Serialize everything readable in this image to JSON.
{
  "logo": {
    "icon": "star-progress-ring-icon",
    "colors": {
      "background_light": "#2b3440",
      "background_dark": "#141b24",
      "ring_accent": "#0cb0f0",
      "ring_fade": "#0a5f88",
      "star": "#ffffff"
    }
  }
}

——

Your objective: Reproduce the records in full, exactly as written.

Solution to this exercise:
Serialize everything readable in this image to JSON.
{
  "logo": {
    "icon": "star-progress-ring-icon",
    "colors": {
      "background_light": "#2b3440",
      "background_dark": "#141b24",
      "ring_accent": "#0cb0f0",
      "ring_fade": "#0a5f88",
      "star": "#ffffff"
    }
  }
}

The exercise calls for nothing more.